Stored items –
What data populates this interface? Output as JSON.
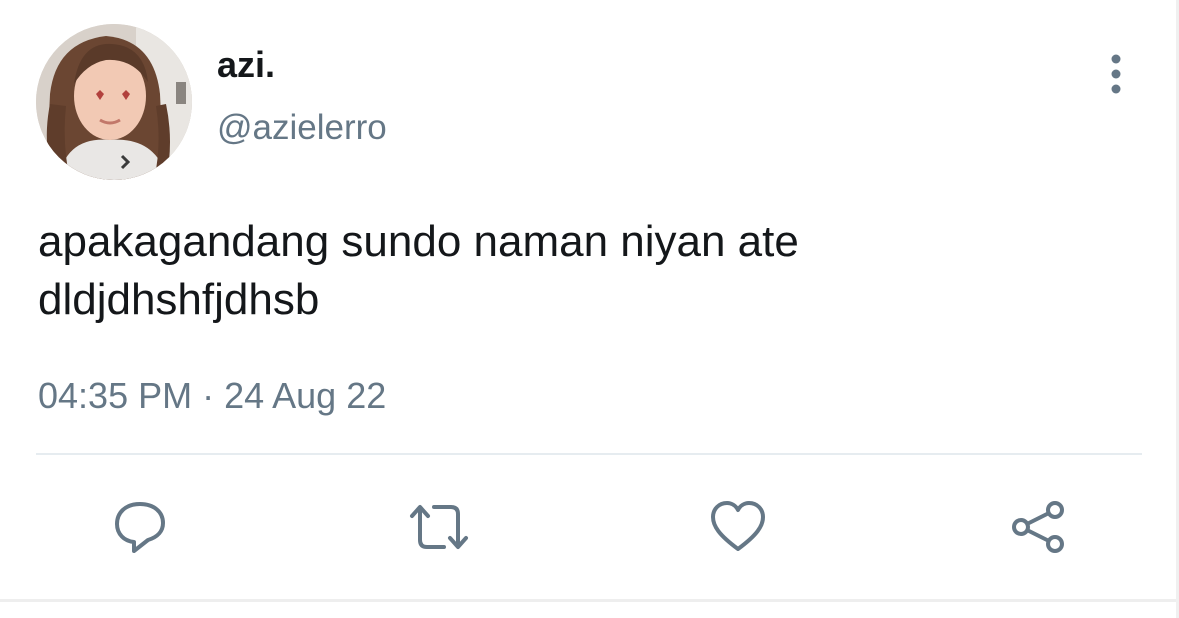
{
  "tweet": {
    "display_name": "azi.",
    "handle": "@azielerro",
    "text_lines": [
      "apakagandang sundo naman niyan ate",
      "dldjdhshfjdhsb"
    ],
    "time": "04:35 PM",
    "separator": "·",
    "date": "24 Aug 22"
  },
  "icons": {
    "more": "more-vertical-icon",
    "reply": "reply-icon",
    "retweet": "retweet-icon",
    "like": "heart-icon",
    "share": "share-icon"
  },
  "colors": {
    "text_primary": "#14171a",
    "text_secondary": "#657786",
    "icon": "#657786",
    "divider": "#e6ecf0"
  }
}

---

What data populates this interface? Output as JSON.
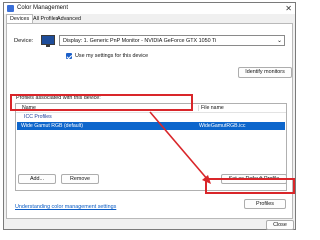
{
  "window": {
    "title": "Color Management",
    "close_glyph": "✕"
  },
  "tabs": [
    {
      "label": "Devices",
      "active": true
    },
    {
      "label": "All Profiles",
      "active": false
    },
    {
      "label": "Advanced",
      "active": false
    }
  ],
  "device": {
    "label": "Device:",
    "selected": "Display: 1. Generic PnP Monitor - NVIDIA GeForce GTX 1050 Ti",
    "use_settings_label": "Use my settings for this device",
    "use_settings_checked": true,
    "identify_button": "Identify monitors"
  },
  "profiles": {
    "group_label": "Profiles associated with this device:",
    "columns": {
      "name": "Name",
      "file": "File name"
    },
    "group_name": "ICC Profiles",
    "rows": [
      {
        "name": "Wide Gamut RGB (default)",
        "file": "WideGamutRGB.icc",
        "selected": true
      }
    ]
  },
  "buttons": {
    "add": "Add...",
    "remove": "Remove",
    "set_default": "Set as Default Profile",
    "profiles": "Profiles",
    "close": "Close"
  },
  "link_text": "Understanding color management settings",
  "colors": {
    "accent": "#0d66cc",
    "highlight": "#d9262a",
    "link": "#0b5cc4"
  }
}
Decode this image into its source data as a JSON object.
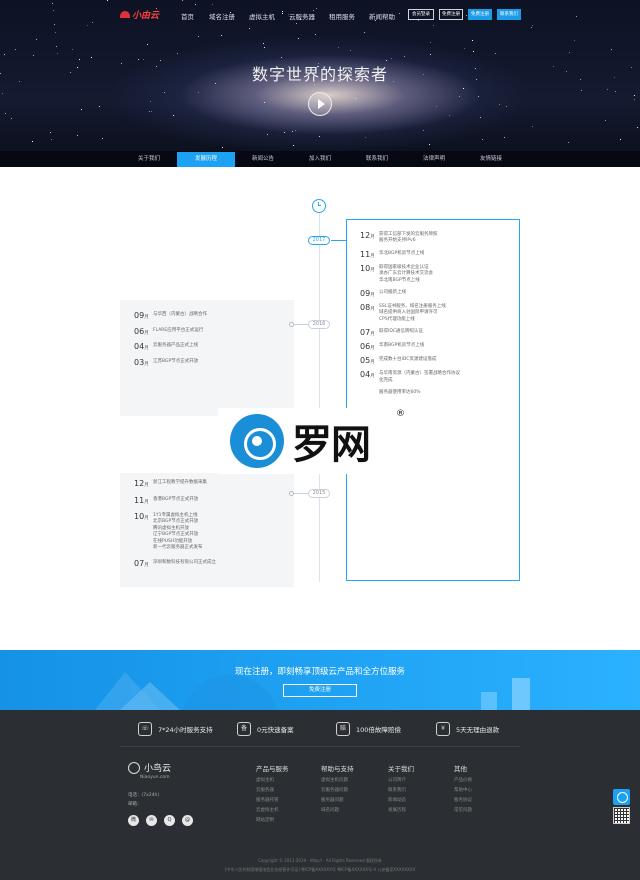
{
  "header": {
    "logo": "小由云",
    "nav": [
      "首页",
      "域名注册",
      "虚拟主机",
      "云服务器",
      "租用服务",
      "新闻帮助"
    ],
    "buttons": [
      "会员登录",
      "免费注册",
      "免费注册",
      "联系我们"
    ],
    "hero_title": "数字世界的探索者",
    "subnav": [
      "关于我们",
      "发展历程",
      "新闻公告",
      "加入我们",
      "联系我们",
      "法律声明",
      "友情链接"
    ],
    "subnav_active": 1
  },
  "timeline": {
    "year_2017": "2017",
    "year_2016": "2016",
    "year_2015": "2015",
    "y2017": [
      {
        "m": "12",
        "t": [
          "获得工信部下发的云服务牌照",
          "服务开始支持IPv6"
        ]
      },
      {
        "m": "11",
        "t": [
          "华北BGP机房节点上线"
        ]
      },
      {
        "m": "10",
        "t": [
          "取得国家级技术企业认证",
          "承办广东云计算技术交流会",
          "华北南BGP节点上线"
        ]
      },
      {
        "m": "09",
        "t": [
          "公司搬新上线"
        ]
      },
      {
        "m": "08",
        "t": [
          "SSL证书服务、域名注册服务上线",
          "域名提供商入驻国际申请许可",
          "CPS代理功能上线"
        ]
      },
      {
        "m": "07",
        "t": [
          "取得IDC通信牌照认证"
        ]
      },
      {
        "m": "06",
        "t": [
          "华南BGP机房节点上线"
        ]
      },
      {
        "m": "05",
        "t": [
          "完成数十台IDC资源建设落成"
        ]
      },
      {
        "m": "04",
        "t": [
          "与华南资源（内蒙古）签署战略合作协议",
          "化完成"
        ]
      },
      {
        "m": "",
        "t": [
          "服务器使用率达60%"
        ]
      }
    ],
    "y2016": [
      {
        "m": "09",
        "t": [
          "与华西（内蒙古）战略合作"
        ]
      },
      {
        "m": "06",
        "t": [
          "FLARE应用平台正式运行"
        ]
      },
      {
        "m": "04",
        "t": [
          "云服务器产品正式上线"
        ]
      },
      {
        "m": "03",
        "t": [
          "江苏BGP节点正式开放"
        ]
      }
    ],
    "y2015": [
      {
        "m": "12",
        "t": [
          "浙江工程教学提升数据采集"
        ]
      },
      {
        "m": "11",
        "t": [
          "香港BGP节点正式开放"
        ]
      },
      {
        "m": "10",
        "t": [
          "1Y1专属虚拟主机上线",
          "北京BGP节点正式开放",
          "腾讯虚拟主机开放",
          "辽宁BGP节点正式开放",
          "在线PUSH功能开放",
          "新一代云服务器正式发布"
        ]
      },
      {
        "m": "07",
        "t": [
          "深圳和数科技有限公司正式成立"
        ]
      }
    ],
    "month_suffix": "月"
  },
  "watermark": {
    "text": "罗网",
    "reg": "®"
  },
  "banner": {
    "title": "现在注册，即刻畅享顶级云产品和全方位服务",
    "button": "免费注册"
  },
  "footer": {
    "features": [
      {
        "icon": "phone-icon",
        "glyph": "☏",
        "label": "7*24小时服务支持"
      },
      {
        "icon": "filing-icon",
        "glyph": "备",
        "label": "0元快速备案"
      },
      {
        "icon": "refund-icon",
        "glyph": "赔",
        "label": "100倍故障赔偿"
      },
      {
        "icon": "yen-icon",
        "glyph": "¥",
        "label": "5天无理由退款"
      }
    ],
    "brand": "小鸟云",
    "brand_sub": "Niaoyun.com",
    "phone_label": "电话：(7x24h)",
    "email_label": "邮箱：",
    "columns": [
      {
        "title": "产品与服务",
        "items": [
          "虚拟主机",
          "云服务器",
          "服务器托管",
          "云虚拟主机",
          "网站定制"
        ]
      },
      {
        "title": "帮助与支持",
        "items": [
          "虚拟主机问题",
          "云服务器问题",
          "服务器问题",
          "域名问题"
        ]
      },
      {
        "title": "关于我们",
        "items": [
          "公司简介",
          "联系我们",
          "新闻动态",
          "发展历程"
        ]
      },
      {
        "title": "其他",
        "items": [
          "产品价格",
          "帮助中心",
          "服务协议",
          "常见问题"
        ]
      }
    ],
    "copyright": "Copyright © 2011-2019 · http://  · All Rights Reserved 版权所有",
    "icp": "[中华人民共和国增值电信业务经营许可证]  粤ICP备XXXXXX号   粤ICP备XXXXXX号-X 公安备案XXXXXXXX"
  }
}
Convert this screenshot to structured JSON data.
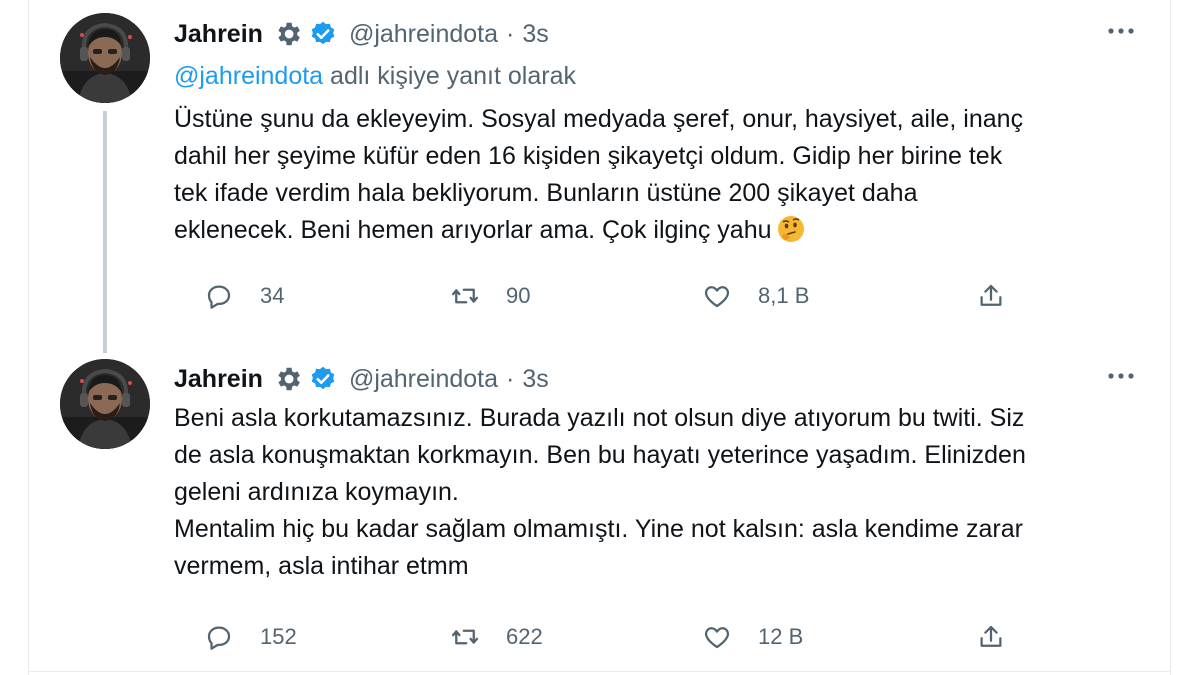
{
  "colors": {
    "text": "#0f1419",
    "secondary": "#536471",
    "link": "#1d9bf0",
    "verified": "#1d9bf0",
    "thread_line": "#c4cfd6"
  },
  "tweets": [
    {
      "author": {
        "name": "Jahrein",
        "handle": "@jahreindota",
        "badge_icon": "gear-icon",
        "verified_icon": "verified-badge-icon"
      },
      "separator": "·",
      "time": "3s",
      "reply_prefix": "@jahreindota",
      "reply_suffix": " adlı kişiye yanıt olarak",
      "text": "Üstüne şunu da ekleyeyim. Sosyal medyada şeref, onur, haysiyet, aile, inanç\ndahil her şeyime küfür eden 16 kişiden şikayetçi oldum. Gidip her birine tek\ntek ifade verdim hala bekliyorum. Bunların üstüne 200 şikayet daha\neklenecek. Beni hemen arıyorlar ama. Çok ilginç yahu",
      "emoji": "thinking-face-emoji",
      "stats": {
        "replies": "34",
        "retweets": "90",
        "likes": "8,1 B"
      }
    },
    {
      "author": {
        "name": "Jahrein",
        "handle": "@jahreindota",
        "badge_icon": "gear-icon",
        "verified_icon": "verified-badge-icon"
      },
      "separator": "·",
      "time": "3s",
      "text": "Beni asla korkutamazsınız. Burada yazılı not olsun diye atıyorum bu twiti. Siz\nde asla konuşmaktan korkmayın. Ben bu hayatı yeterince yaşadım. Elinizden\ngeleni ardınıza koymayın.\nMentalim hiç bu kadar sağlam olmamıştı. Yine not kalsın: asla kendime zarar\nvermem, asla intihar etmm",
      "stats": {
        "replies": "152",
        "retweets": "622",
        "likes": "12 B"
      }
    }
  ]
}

Task – Calculate how many lines of the material include the string "selected", and state that number by itself.

Correct result – 2